* [Aim of the task]: Quote the full listing word for word.
☆ ☆ ☆ ☆ ☆ ☆ ☆
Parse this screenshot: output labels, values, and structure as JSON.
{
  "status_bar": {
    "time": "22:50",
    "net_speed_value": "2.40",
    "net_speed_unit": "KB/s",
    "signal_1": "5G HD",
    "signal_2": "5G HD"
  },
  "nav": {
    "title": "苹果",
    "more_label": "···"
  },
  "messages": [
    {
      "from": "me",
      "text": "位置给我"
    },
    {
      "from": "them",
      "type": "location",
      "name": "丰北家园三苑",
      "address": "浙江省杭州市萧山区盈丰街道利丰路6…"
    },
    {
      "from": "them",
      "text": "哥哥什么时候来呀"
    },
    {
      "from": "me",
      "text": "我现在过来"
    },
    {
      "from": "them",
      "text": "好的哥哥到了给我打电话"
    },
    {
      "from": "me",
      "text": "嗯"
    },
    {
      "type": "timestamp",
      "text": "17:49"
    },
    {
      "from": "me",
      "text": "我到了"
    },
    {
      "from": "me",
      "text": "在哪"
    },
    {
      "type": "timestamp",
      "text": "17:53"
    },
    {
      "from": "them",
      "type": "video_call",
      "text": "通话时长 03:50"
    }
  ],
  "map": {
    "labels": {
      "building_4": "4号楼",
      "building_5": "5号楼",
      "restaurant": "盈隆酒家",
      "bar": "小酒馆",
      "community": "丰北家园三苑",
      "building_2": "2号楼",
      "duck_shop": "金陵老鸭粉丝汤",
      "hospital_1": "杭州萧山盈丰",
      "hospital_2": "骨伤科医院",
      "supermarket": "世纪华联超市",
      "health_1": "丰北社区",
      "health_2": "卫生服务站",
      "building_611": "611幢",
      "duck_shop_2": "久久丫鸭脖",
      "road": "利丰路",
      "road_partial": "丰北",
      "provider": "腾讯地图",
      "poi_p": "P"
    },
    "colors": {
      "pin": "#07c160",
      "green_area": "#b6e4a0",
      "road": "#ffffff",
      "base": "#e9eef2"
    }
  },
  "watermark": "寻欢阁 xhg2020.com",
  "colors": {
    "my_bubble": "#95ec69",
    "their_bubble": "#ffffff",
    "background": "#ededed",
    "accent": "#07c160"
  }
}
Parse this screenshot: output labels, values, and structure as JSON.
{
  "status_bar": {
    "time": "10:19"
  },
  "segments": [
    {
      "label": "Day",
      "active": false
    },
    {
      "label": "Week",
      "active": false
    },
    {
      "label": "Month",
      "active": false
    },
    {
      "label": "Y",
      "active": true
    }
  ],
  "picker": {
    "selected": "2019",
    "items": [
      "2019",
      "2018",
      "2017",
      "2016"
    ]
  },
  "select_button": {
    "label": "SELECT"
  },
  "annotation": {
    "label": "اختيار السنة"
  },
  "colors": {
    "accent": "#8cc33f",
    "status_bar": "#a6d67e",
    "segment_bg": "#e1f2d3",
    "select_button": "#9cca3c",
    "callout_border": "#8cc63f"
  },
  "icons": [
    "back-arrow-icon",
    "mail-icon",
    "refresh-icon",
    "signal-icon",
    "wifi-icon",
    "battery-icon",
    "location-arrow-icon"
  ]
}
☆ ☆ ☆ ☆ ☆ ☆ ☆
* [Problem solution]:
Parse this screenshot: output labels, values, and structure as JSON.
{
  "status_bar": {
    "time": "22:50",
    "net_speed_value": "2.40",
    "net_speed_unit": "KB/s",
    "signal_1": "5G HD",
    "signal_2": "5G HD"
  },
  "nav": {
    "title": "苹果",
    "more_label": "···"
  },
  "messages": [
    {
      "from": "me",
      "text": "位置给我"
    },
    {
      "from": "them",
      "type": "location",
      "name": "丰北家园三苑",
      "address": "浙江省杭州市萧山区盈丰街道利丰路6…"
    },
    {
      "from": "them",
      "text": "哥哥什么时候来呀"
    },
    {
      "from": "me",
      "text": "我现在过来"
    },
    {
      "from": "them",
      "text": "好的哥哥到了给我打电话"
    },
    {
      "from": "me",
      "text": "嗯"
    },
    {
      "type": "timestamp",
      "text": "17:49"
    },
    {
      "from": "me",
      "text": "我到了"
    },
    {
      "from": "me",
      "text": "在哪"
    },
    {
      "type": "timestamp",
      "text": "17:53"
    },
    {
      "from": "them",
      "type": "video_call",
      "text": "通话时长 03:50"
    }
  ],
  "map": {
    "labels": {
      "building_4": "4号楼",
      "building_5": "5号楼",
      "restaurant": "盈隆酒家",
      "bar": "小酒馆",
      "community": "丰北家园三苑",
      "building_2": "2号楼",
      "duck_shop": "金陵老鸭粉丝汤",
      "hospital_1": "杭州萧山盈丰",
      "hospital_2": "骨伤科医院",
      "supermarket": "世纪华联超市",
      "health_1": "丰北社区",
      "health_2": "卫生服务站",
      "building_611": "611幢",
      "duck_shop_2": "久久丫鸭脖",
      "road": "利丰路",
      "road_partial": "丰北",
      "provider": "腾讯地图",
      "poi_p": "P"
    },
    "colors": {
      "pin": "#07c160",
      "green_area": "#b6e4a0",
      "road": "#ffffff",
      "base": "#e9eef2"
    }
  },
  "watermark": "寻欢阁 xhg2020.com",
  "colors": {
    "my_bubble": "#95ec69",
    "their_bubble": "#ffffff",
    "background": "#ededed",
    "accent": "#07c160"
  }
}
Parse this screenshot: output labels, values, and structure as JSON.
{
  "status_bar": {
    "time": "10:19"
  },
  "segments": [
    {
      "label": "Day",
      "active": false
    },
    {
      "label": "Week",
      "active": false
    },
    {
      "label": "Month",
      "active": false
    },
    {
      "label": "Y",
      "active": true
    }
  ],
  "picker": {
    "selected": "2019",
    "items": [
      "2019",
      "2018",
      "2017",
      "2016"
    ]
  },
  "select_button": {
    "label": "SELECT"
  },
  "annotation": {
    "label": "اختيار السنة"
  },
  "colors": {
    "accent": "#8cc33f",
    "status_bar": "#a6d67e",
    "segment_bg": "#e1f2d3",
    "select_button": "#9cca3c",
    "callout_border": "#8cc63f"
  },
  "icons": [
    "back-arrow-icon",
    "mail-icon",
    "refresh-icon",
    "signal-icon",
    "wifi-icon",
    "battery-icon",
    "location-arrow-icon"
  ]
}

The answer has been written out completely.